Wilkileaks. L’arma giacobina della trasparenza

WilkileaksTempi n.50 – 22 dicembre 2010

Nelle scorribande anarchiche di Assange ritorna il vecchio copione dei rivoluzionari di ogni epoca. Che impiccano la civiltà alle sue leggi in nome di una democrazia assoluta in cui l’individuo non avrà scampo

di Rodolfo Casadei

Un grande servizio reso alla democrazia oppure un attacco di ispirazione anarchica, che non mira certo a riformare il potere, ma ad abbatterlo? Un grande contributo a una maggiore sicurezza collettiva attraverso l’accresciuta trasparenza dell’agire degli Stati, oppure un atto che destabilizza la sicurezza degli Stati Uniti e per riflesso quella del mondo intero?

Un’esibizione di terrorismo (o perlomeno di teppismo) informatico, o una nuova frontiera dell’impegno politico e del senso civico?

Sono passate quasi tre settimane dalla diffusione di documenti diplomatici riservati statunitensi da parte dell’organizzazione Wikileaks, veicolata da una cinquina di grandi giornali internazionali, e i giudizi su quello che è successo sembrano dividersi fra i due campi suddetti. Che solo su una cosa si trovano d’accordo: nel considerare senza precedenti quello che sta avvenendo.

Per gli apologeti di Julian Assange, come Barbara Spinelli sul Fatto quotidiano, la novità epocale «è la rivoluzione dei media, che Wikileaks conferma e amplifica straordinariamente. È l’assalto ai Palazzi d’Inverno, che mette spavento ai falsi troni dove siedono, spesso, falsi re. Anche nell’informazione regnava, fino a ieri, l’ordine westphaliano: ogni Stato sovrano ha la sua informazione, chiusa in recinti nazionali accuratamente separati. Invece ecco che Wikileaks parla del mondo e al mondo, apre su di esso un grande occhio indagatore».

I detrattori pensano, al negativo, la stessa cosa: il ministro degli Esteri italiano Franco Frattini teme sinceramente che Wikileaks possa «distruggere il mondo» perché, mentre le bombe dei vecchi anarchici potevano uccidere al massimo qualche regnante, e i sassi dei black bloc possono al massimo turbare un vertice del G8 rompendo un po’ di vetrine, le bombe e i sassi virtuali scagliati da Wikileaks hanno un impatto planetario e immateriale che disgrega beni fondamentali come la fiducia e l’onore.

● **Istruzioni**:
[A] Copia dall'articolo su Wikileaks il passo che va da "Nelle scorribande anarchiche" fino a "del mondo intero?" compreso.
[B] Conta le righe dei record che contengono la stringa "meredith", distinguendo tra maiuscole e minuscole: quante sono? Rispondi solo con il numero.

● **Dati estratti**:

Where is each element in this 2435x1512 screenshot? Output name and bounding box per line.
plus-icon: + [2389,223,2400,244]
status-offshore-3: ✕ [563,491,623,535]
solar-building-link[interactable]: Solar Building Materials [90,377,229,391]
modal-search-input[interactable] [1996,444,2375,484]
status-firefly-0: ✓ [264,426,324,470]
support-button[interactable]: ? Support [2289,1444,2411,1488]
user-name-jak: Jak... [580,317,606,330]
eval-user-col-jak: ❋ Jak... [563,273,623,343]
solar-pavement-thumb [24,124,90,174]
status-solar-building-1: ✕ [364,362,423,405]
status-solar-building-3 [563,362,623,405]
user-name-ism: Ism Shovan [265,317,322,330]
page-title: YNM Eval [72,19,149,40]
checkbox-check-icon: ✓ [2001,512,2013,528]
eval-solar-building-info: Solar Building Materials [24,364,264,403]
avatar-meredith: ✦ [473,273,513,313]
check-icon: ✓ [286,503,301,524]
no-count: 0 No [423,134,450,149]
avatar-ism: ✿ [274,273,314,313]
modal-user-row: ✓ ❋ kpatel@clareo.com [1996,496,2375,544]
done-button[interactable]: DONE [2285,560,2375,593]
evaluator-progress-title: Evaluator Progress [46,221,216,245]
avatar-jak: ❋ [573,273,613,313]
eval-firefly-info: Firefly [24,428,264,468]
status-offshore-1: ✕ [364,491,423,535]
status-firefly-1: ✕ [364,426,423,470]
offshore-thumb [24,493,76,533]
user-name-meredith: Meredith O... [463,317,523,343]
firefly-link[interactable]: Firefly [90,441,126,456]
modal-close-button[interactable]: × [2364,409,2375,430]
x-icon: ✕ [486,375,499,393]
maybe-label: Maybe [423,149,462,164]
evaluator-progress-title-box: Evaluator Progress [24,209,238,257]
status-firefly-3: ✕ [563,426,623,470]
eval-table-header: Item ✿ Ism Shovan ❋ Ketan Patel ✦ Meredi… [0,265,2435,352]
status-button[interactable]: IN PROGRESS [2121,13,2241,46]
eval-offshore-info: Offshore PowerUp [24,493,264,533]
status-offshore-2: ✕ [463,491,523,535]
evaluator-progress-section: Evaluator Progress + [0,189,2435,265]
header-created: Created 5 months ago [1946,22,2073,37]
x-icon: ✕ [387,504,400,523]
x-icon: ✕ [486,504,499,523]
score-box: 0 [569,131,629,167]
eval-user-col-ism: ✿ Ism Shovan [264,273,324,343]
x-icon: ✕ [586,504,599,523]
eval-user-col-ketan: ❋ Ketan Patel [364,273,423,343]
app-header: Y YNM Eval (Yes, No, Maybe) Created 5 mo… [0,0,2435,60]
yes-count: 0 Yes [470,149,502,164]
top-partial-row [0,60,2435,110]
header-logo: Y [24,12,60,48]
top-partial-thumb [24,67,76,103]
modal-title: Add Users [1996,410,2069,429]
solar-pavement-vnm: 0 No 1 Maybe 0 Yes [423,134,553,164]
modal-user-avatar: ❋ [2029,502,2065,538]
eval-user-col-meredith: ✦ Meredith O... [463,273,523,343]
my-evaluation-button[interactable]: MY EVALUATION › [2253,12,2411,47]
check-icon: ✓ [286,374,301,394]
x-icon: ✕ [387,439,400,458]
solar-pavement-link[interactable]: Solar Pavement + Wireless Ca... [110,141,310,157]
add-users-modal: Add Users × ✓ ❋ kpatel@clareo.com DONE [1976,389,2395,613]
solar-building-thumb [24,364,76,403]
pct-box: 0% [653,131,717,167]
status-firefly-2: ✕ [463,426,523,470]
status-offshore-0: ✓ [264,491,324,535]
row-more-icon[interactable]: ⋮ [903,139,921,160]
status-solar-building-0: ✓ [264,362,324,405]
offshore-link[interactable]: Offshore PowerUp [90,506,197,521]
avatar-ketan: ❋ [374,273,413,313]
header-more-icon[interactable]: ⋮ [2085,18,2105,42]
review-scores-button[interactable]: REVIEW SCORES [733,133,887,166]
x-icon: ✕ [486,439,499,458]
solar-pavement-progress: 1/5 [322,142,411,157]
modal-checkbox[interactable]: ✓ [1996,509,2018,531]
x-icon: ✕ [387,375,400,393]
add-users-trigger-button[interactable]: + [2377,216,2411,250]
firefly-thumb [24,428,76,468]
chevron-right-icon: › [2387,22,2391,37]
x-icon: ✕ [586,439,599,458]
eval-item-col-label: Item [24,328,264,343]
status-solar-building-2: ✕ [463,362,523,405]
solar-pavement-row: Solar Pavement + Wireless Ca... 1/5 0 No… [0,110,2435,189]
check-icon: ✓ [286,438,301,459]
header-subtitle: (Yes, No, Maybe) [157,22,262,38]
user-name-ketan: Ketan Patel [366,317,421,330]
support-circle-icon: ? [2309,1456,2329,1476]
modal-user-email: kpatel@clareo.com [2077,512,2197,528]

● **Elenco soluzioni**:
[A]
Nelle scorribande anarchiche di Assange ritorna il vecchio copione dei rivoluzionari di ogni epoca. Che impiccano la civiltà alle sue leggi in nome di una democrazia assoluta in cui l’individuo non avrà scampo

di Rodolfo Casadei

Un grande servizio reso alla democrazia oppure un attacco di ispirazione anarchica, che non mira certo a riformare il potere, ma ad abbatterlo? Un grande contributo a una maggiore sicurezza collettiva attraverso l’accresciuta trasparenza dell’agire degli Stati, oppure un atto che destabilizza la sicurezza degli Stati Uniti e per riflesso quella del mondo intero?

[B] 3